REQUIREMENTS: Quote the entries word for word. Omit the pictures.

MATERIAL FOR THIS TASK:

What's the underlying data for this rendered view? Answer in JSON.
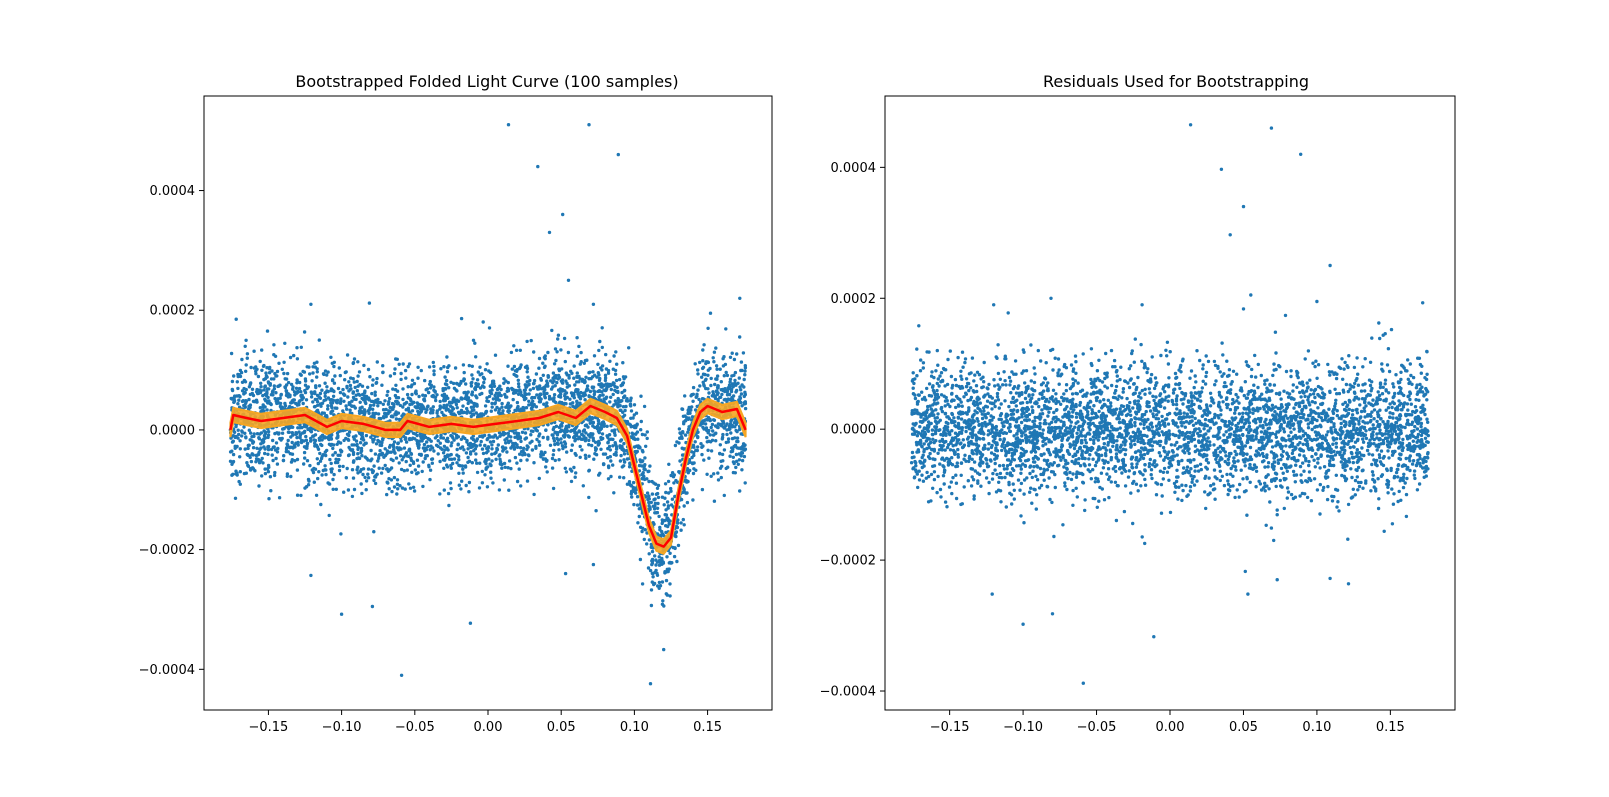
{
  "figure": {
    "background": "#ffffff",
    "point_color": "#1f77b4",
    "band_color": "#f5a623",
    "median_color": "#ff0000"
  },
  "chart_data": [
    {
      "type": "scatter",
      "title": "Bootstrapped Folded Light Curve (100 samples)",
      "xlabel": "",
      "ylabel": "",
      "xlim": [
        -0.194,
        0.194
      ],
      "ylim": [
        -0.000468,
        0.000558
      ],
      "xticks": [
        -0.15,
        -0.1,
        -0.05,
        0.0,
        0.05,
        0.1,
        0.15
      ],
      "xtick_labels": [
        "−0.15",
        "−0.10",
        "−0.05",
        "0.00",
        "0.05",
        "0.10",
        "0.15"
      ],
      "yticks": [
        -0.0004,
        -0.0002,
        0.0,
        0.0002,
        0.0004
      ],
      "ytick_labels": [
        "−0.0004",
        "−0.0002",
        "0.0000",
        "0.0002",
        "0.0004"
      ],
      "grid": false,
      "legend": "none",
      "data_range": [
        -0.176,
        0.176
      ],
      "scatter": {
        "color": "#1f77b4",
        "approx_points": 4200,
        "noise_sigma": 5e-05,
        "baseline_profile": [
          [
            -0.176,
            2e-05
          ],
          [
            -0.14,
            2e-05
          ],
          [
            -0.11,
            1.5e-05
          ],
          [
            -0.08,
            5e-06
          ],
          [
            -0.06,
            0.0
          ],
          [
            -0.04,
            1e-05
          ],
          [
            -0.01,
            1e-05
          ],
          [
            0.02,
            2e-05
          ],
          [
            0.05,
            3.5e-05
          ],
          [
            0.085,
            3e-05
          ],
          [
            0.095,
            0.0
          ],
          [
            0.105,
            -9e-05
          ],
          [
            0.113,
            -0.00018
          ],
          [
            0.119,
            -0.0002
          ],
          [
            0.126,
            -0.00015
          ],
          [
            0.133,
            -6e-05
          ],
          [
            0.142,
            2e-05
          ],
          [
            0.15,
            4e-05
          ],
          [
            0.176,
            2e-05
          ]
        ],
        "outliers": [
          [
            0.014,
            0.00051
          ],
          [
            0.069,
            0.00051
          ],
          [
            0.089,
            0.00046
          ],
          [
            0.034,
            0.00044
          ],
          [
            0.051,
            0.00036
          ],
          [
            0.042,
            0.00033
          ],
          [
            0.055,
            0.00025
          ],
          [
            -0.172,
            0.000185
          ],
          [
            -0.121,
            0.00021
          ],
          [
            -0.081,
            0.000212
          ],
          [
            -0.018,
            0.000186
          ],
          [
            0.072,
            0.00021
          ],
          [
            0.172,
            0.00022
          ],
          [
            0.152,
            0.000195
          ],
          [
            -0.121,
            -0.000243
          ],
          [
            -0.1,
            -0.000308
          ],
          [
            -0.079,
            -0.000295
          ],
          [
            -0.059,
            -0.00041
          ],
          [
            -0.012,
            -0.000323
          ],
          [
            0.072,
            -0.000225
          ],
          [
            0.053,
            -0.00024
          ],
          [
            0.12,
            -0.000367
          ],
          [
            0.111,
            -0.000424
          ],
          [
            -0.078,
            -0.00017
          ]
        ]
      },
      "bootstrap_band": {
        "color": "#f5a623",
        "half_width": 1.2e-05
      },
      "median_line": {
        "color": "#ff0000",
        "points": [
          [
            -0.176,
            0.0
          ],
          [
            -0.174,
            2.5e-05
          ],
          [
            -0.165,
            2e-05
          ],
          [
            -0.155,
            1.5e-05
          ],
          [
            -0.14,
            2e-05
          ],
          [
            -0.125,
            2.5e-05
          ],
          [
            -0.11,
            5e-06
          ],
          [
            -0.1,
            1.5e-05
          ],
          [
            -0.085,
            1e-05
          ],
          [
            -0.07,
            0.0
          ],
          [
            -0.06,
            0.0
          ],
          [
            -0.055,
            1.5e-05
          ],
          [
            -0.04,
            5e-06
          ],
          [
            -0.025,
            1e-05
          ],
          [
            -0.01,
            5e-06
          ],
          [
            0.005,
            1e-05
          ],
          [
            0.02,
            1.5e-05
          ],
          [
            0.035,
            2e-05
          ],
          [
            0.048,
            3e-05
          ],
          [
            0.06,
            2e-05
          ],
          [
            0.07,
            4e-05
          ],
          [
            0.08,
            3e-05
          ],
          [
            0.088,
            2e-05
          ],
          [
            0.095,
            -1e-05
          ],
          [
            0.1,
            -6e-05
          ],
          [
            0.105,
            -0.00011
          ],
          [
            0.11,
            -0.00016
          ],
          [
            0.115,
            -0.00019
          ],
          [
            0.12,
            -0.000195
          ],
          [
            0.125,
            -0.00018
          ],
          [
            0.13,
            -0.00011
          ],
          [
            0.135,
            -5e-05
          ],
          [
            0.14,
            0.0
          ],
          [
            0.145,
            3e-05
          ],
          [
            0.15,
            4e-05
          ],
          [
            0.16,
            3e-05
          ],
          [
            0.17,
            3.5e-05
          ],
          [
            0.176,
            0.0
          ]
        ]
      }
    },
    {
      "type": "scatter",
      "title": "Residuals Used for Bootstrapping",
      "xlabel": "",
      "ylabel": "",
      "xlim": [
        -0.194,
        0.194
      ],
      "ylim": [
        -0.000429,
        0.000509
      ],
      "xticks": [
        -0.15,
        -0.1,
        -0.05,
        0.0,
        0.05,
        0.1,
        0.15
      ],
      "xtick_labels": [
        "−0.15",
        "−0.10",
        "−0.05",
        "0.00",
        "0.05",
        "0.10",
        "0.15"
      ],
      "yticks": [
        -0.0004,
        -0.0002,
        0.0,
        0.0002,
        0.0004
      ],
      "ytick_labels": [
        "−0.0004",
        "−0.0002",
        "0.0000",
        "0.0002",
        "0.0004"
      ],
      "grid": false,
      "legend": "none",
      "data_range": [
        -0.176,
        0.176
      ],
      "scatter": {
        "color": "#1f77b4",
        "approx_points": 4200,
        "noise_sigma": 5e-05,
        "baseline_profile": [
          [
            -0.176,
            0.0
          ],
          [
            0.176,
            0.0
          ]
        ],
        "outliers": [
          [
            0.014,
            0.000465
          ],
          [
            0.069,
            0.00046
          ],
          [
            0.089,
            0.00042
          ],
          [
            0.035,
            0.000397
          ],
          [
            0.05,
            0.00034
          ],
          [
            0.041,
            0.000297
          ],
          [
            0.109,
            0.00025
          ],
          [
            -0.171,
            0.000158
          ],
          [
            -0.12,
            0.00019
          ],
          [
            -0.081,
            0.0002
          ],
          [
            -0.019,
            0.00019
          ],
          [
            0.055,
            0.000205
          ],
          [
            0.172,
            0.000193
          ],
          [
            0.1,
            0.000195
          ],
          [
            -0.121,
            -0.000252
          ],
          [
            -0.1,
            -0.000298
          ],
          [
            -0.08,
            -0.000282
          ],
          [
            -0.059,
            -0.000388
          ],
          [
            -0.011,
            -0.000317
          ],
          [
            0.053,
            -0.000252
          ],
          [
            0.073,
            -0.00023
          ],
          [
            0.109,
            -0.000228
          ],
          [
            -0.079,
            -0.000164
          ],
          [
            0.121,
            -0.000168
          ]
        ]
      }
    }
  ]
}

ANSWER BELOW:
What's the underlying data for this rendered view? Answer in JSON.
{
  "figure": {
    "background": "#ffffff",
    "point_color": "#1f77b4",
    "band_color": "#f5a623",
    "median_color": "#ff0000"
  },
  "chart_data": [
    {
      "type": "scatter",
      "title": "Bootstrapped Folded Light Curve (100 samples)",
      "xlabel": "",
      "ylabel": "",
      "xlim": [
        -0.194,
        0.194
      ],
      "ylim": [
        -0.000468,
        0.000558
      ],
      "xticks": [
        -0.15,
        -0.1,
        -0.05,
        0.0,
        0.05,
        0.1,
        0.15
      ],
      "xtick_labels": [
        "−0.15",
        "−0.10",
        "−0.05",
        "0.00",
        "0.05",
        "0.10",
        "0.15"
      ],
      "yticks": [
        -0.0004,
        -0.0002,
        0.0,
        0.0002,
        0.0004
      ],
      "ytick_labels": [
        "−0.0004",
        "−0.0002",
        "0.0000",
        "0.0002",
        "0.0004"
      ],
      "grid": false,
      "legend": "none",
      "data_range": [
        -0.176,
        0.176
      ],
      "scatter": {
        "color": "#1f77b4",
        "approx_points": 4200,
        "noise_sigma": 5e-05,
        "baseline_profile": [
          [
            -0.176,
            2e-05
          ],
          [
            -0.14,
            2e-05
          ],
          [
            -0.11,
            1.5e-05
          ],
          [
            -0.08,
            5e-06
          ],
          [
            -0.06,
            0.0
          ],
          [
            -0.04,
            1e-05
          ],
          [
            -0.01,
            1e-05
          ],
          [
            0.02,
            2e-05
          ],
          [
            0.05,
            3.5e-05
          ],
          [
            0.085,
            3e-05
          ],
          [
            0.095,
            0.0
          ],
          [
            0.105,
            -9e-05
          ],
          [
            0.113,
            -0.00018
          ],
          [
            0.119,
            -0.0002
          ],
          [
            0.126,
            -0.00015
          ],
          [
            0.133,
            -6e-05
          ],
          [
            0.142,
            2e-05
          ],
          [
            0.15,
            4e-05
          ],
          [
            0.176,
            2e-05
          ]
        ],
        "outliers": [
          [
            0.014,
            0.00051
          ],
          [
            0.069,
            0.00051
          ],
          [
            0.089,
            0.00046
          ],
          [
            0.034,
            0.00044
          ],
          [
            0.051,
            0.00036
          ],
          [
            0.042,
            0.00033
          ],
          [
            0.055,
            0.00025
          ],
          [
            -0.172,
            0.000185
          ],
          [
            -0.121,
            0.00021
          ],
          [
            -0.081,
            0.000212
          ],
          [
            -0.018,
            0.000186
          ],
          [
            0.072,
            0.00021
          ],
          [
            0.172,
            0.00022
          ],
          [
            0.152,
            0.000195
          ],
          [
            -0.121,
            -0.000243
          ],
          [
            -0.1,
            -0.000308
          ],
          [
            -0.079,
            -0.000295
          ],
          [
            -0.059,
            -0.00041
          ],
          [
            -0.012,
            -0.000323
          ],
          [
            0.072,
            -0.000225
          ],
          [
            0.053,
            -0.00024
          ],
          [
            0.12,
            -0.000367
          ],
          [
            0.111,
            -0.000424
          ],
          [
            -0.078,
            -0.00017
          ]
        ]
      },
      "bootstrap_band": {
        "color": "#f5a623",
        "half_width": 1.2e-05
      },
      "median_line": {
        "color": "#ff0000",
        "points": [
          [
            -0.176,
            0.0
          ],
          [
            -0.174,
            2.5e-05
          ],
          [
            -0.165,
            2e-05
          ],
          [
            -0.155,
            1.5e-05
          ],
          [
            -0.14,
            2e-05
          ],
          [
            -0.125,
            2.5e-05
          ],
          [
            -0.11,
            5e-06
          ],
          [
            -0.1,
            1.5e-05
          ],
          [
            -0.085,
            1e-05
          ],
          [
            -0.07,
            0.0
          ],
          [
            -0.06,
            0.0
          ],
          [
            -0.055,
            1.5e-05
          ],
          [
            -0.04,
            5e-06
          ],
          [
            -0.025,
            1e-05
          ],
          [
            -0.01,
            5e-06
          ],
          [
            0.005,
            1e-05
          ],
          [
            0.02,
            1.5e-05
          ],
          [
            0.035,
            2e-05
          ],
          [
            0.048,
            3e-05
          ],
          [
            0.06,
            2e-05
          ],
          [
            0.07,
            4e-05
          ],
          [
            0.08,
            3e-05
          ],
          [
            0.088,
            2e-05
          ],
          [
            0.095,
            -1e-05
          ],
          [
            0.1,
            -6e-05
          ],
          [
            0.105,
            -0.00011
          ],
          [
            0.11,
            -0.00016
          ],
          [
            0.115,
            -0.00019
          ],
          [
            0.12,
            -0.000195
          ],
          [
            0.125,
            -0.00018
          ],
          [
            0.13,
            -0.00011
          ],
          [
            0.135,
            -5e-05
          ],
          [
            0.14,
            0.0
          ],
          [
            0.145,
            3e-05
          ],
          [
            0.15,
            4e-05
          ],
          [
            0.16,
            3e-05
          ],
          [
            0.17,
            3.5e-05
          ],
          [
            0.176,
            0.0
          ]
        ]
      }
    },
    {
      "type": "scatter",
      "title": "Residuals Used for Bootstrapping",
      "xlabel": "",
      "ylabel": "",
      "xlim": [
        -0.194,
        0.194
      ],
      "ylim": [
        -0.000429,
        0.000509
      ],
      "xticks": [
        -0.15,
        -0.1,
        -0.05,
        0.0,
        0.05,
        0.1,
        0.15
      ],
      "xtick_labels": [
        "−0.15",
        "−0.10",
        "−0.05",
        "0.00",
        "0.05",
        "0.10",
        "0.15"
      ],
      "yticks": [
        -0.0004,
        -0.0002,
        0.0,
        0.0002,
        0.0004
      ],
      "ytick_labels": [
        "−0.0004",
        "−0.0002",
        "0.0000",
        "0.0002",
        "0.0004"
      ],
      "grid": false,
      "legend": "none",
      "data_range": [
        -0.176,
        0.176
      ],
      "scatter": {
        "color": "#1f77b4",
        "approx_points": 4200,
        "noise_sigma": 5e-05,
        "baseline_profile": [
          [
            -0.176,
            0.0
          ],
          [
            0.176,
            0.0
          ]
        ],
        "outliers": [
          [
            0.014,
            0.000465
          ],
          [
            0.069,
            0.00046
          ],
          [
            0.089,
            0.00042
          ],
          [
            0.035,
            0.000397
          ],
          [
            0.05,
            0.00034
          ],
          [
            0.041,
            0.000297
          ],
          [
            0.109,
            0.00025
          ],
          [
            -0.171,
            0.000158
          ],
          [
            -0.12,
            0.00019
          ],
          [
            -0.081,
            0.0002
          ],
          [
            -0.019,
            0.00019
          ],
          [
            0.055,
            0.000205
          ],
          [
            0.172,
            0.000193
          ],
          [
            0.1,
            0.000195
          ],
          [
            -0.121,
            -0.000252
          ],
          [
            -0.1,
            -0.000298
          ],
          [
            -0.08,
            -0.000282
          ],
          [
            -0.059,
            -0.000388
          ],
          [
            -0.011,
            -0.000317
          ],
          [
            0.053,
            -0.000252
          ],
          [
            0.073,
            -0.00023
          ],
          [
            0.109,
            -0.000228
          ],
          [
            -0.079,
            -0.000164
          ],
          [
            0.121,
            -0.000168
          ]
        ]
      }
    }
  ]
}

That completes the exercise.